● JOB
Return each line of the material verbatim.

● INPUT FOR THIS TASK
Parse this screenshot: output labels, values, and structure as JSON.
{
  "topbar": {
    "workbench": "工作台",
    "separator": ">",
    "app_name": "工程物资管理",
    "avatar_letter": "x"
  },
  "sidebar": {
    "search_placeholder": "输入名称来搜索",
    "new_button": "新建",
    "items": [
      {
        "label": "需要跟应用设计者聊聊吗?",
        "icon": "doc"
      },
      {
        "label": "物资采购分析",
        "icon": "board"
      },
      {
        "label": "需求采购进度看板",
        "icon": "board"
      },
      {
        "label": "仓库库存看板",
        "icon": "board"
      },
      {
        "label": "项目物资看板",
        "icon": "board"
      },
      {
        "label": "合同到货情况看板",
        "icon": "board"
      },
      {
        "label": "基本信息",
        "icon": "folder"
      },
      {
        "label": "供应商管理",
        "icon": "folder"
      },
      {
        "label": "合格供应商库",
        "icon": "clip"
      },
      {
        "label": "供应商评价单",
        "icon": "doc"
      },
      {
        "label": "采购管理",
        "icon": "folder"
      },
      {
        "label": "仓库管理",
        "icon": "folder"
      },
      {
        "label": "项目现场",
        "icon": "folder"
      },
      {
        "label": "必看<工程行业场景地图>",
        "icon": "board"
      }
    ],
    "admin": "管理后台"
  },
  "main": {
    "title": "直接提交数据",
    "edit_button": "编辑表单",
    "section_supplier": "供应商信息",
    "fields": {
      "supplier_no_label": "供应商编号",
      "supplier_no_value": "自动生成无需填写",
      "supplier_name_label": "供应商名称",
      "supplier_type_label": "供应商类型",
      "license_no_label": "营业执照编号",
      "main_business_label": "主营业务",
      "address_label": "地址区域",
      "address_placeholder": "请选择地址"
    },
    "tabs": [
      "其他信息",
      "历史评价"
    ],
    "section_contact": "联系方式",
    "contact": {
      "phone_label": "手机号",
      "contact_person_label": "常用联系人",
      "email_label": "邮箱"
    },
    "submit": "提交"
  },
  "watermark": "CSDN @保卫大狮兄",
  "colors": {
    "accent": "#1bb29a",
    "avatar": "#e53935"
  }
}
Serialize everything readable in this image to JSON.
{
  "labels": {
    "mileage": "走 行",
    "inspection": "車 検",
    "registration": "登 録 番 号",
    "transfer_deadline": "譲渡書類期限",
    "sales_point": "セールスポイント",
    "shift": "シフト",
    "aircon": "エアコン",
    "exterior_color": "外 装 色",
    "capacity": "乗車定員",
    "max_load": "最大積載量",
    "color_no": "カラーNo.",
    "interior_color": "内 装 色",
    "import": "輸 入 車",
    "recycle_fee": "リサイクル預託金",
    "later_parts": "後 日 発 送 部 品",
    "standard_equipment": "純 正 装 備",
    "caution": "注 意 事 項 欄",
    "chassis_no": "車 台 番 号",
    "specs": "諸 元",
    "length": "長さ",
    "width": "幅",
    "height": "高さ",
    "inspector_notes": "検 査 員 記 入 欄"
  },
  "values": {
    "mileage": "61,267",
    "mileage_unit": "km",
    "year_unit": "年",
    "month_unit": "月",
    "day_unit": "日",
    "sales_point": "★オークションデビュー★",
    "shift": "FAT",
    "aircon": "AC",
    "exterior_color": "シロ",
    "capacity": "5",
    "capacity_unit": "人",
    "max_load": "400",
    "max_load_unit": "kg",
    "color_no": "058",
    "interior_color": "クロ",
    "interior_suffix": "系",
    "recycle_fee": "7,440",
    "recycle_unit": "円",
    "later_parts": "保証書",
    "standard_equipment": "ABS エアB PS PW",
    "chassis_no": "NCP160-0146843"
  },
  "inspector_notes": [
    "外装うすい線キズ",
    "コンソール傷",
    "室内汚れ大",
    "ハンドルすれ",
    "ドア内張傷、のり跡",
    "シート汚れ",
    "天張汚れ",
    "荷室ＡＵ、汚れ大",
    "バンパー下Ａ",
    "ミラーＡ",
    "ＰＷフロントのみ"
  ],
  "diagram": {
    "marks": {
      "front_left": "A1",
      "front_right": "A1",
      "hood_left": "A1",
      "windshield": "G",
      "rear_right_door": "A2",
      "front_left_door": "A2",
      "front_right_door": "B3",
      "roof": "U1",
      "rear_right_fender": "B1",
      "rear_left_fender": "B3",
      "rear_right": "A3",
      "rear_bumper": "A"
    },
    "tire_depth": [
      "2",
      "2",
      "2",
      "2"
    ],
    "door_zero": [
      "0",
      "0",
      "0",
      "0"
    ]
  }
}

● CORRECT RESPONSE
Parse this screenshot: output labels, values, and structure as JSON.
{
  "topbar": {
    "workbench": "工作台",
    "separator": ">",
    "app_name": "工程物资管理",
    "avatar_letter": "x"
  },
  "sidebar": {
    "search_placeholder": "输入名称来搜索",
    "new_button": "新建",
    "items": [
      {
        "label": "需要跟应用设计者聊聊吗?",
        "icon": "doc"
      },
      {
        "label": "物资采购分析",
        "icon": "board"
      },
      {
        "label": "需求采购进度看板",
        "icon": "board"
      },
      {
        "label": "仓库库存看板",
        "icon": "board"
      },
      {
        "label": "项目物资看板",
        "icon": "board"
      },
      {
        "label": "合同到货情况看板",
        "icon": "board"
      },
      {
        "label": "基本信息",
        "icon": "folder"
      },
      {
        "label": "供应商管理",
        "icon": "folder"
      },
      {
        "label": "合格供应商库",
        "icon": "clip"
      },
      {
        "label": "供应商评价单",
        "icon": "doc"
      },
      {
        "label": "采购管理",
        "icon": "folder"
      },
      {
        "label": "仓库管理",
        "icon": "folder"
      },
      {
        "label": "项目现场",
        "icon": "folder"
      },
      {
        "label": "必看<工程行业场景地图>",
        "icon": "board"
      }
    ],
    "admin": "管理后台"
  },
  "main": {
    "title": "直接提交数据",
    "edit_button": "编辑表单",
    "section_supplier": "供应商信息",
    "fields": {
      "supplier_no_label": "供应商编号",
      "supplier_no_value": "自动生成无需填写",
      "supplier_name_label": "供应商名称",
      "supplier_type_label": "供应商类型",
      "license_no_label": "营业执照编号",
      "main_business_label": "主营业务",
      "address_label": "地址区域",
      "address_placeholder": "请选择地址"
    },
    "tabs": [
      "其他信息",
      "历史评价"
    ],
    "section_contact": "联系方式",
    "contact": {
      "phone_label": "手机号",
      "contact_person_label": "常用联系人",
      "email_label": "邮箱"
    },
    "submit": "提交"
  },
  "watermark": "CSDN @保卫大狮兄",
  "colors": {
    "accent": "#1bb29a",
    "avatar": "#e53935"
  }
}
Serialize everything readable in this image to JSON.
{
  "labels": {
    "mileage": "走 行",
    "inspection": "車 検",
    "registration": "登 録 番 号",
    "transfer_deadline": "譲渡書類期限",
    "sales_point": "セールスポイント",
    "shift": "シフト",
    "aircon": "エアコン",
    "exterior_color": "外 装 色",
    "capacity": "乗車定員",
    "max_load": "最大積載量",
    "color_no": "カラーNo.",
    "interior_color": "内 装 色",
    "import": "輸 入 車",
    "recycle_fee": "リサイクル預託金",
    "later_parts": "後 日 発 送 部 品",
    "standard_equipment": "純 正 装 備",
    "caution": "注 意 事 項 欄",
    "chassis_no": "車 台 番 号",
    "specs": "諸 元",
    "length": "長さ",
    "width": "幅",
    "height": "高さ",
    "inspector_notes": "検 査 員 記 入 欄"
  },
  "values": {
    "mileage": "61,267",
    "mileage_unit": "km",
    "year_unit": "年",
    "month_unit": "月",
    "day_unit": "日",
    "sales_point": "★オークションデビュー★",
    "shift": "FAT",
    "aircon": "AC",
    "exterior_color": "シロ",
    "capacity": "5",
    "capacity_unit": "人",
    "max_load": "400",
    "max_load_unit": "kg",
    "color_no": "058",
    "interior_color": "クロ",
    "interior_suffix": "系",
    "recycle_fee": "7,440",
    "recycle_unit": "円",
    "later_parts": "保証書",
    "standard_equipment": "ABS エアB PS PW",
    "chassis_no": "NCP160-0146843"
  },
  "inspector_notes": [
    "外装うすい線キズ",
    "コンソール傷",
    "室内汚れ大",
    "ハンドルすれ",
    "ドア内張傷、のり跡",
    "シート汚れ",
    "天張汚れ",
    "荷室ＡＵ、汚れ大",
    "バンパー下Ａ",
    "ミラーＡ",
    "ＰＷフロントのみ"
  ],
  "diagram": {
    "marks": {
      "front_left": "A1",
      "front_right": "A1",
      "hood_left": "A1",
      "windshield": "G",
      "rear_right_door": "A2",
      "front_left_door": "A2",
      "front_right_door": "B3",
      "roof": "U1",
      "rear_right_fender": "B1",
      "rear_left_fender": "B3",
      "rear_right": "A3",
      "rear_bumper": "A"
    },
    "tire_depth": [
      "2",
      "2",
      "2",
      "2"
    ],
    "door_zero": [
      "0",
      "0",
      "0",
      "0"
    ]
  }
}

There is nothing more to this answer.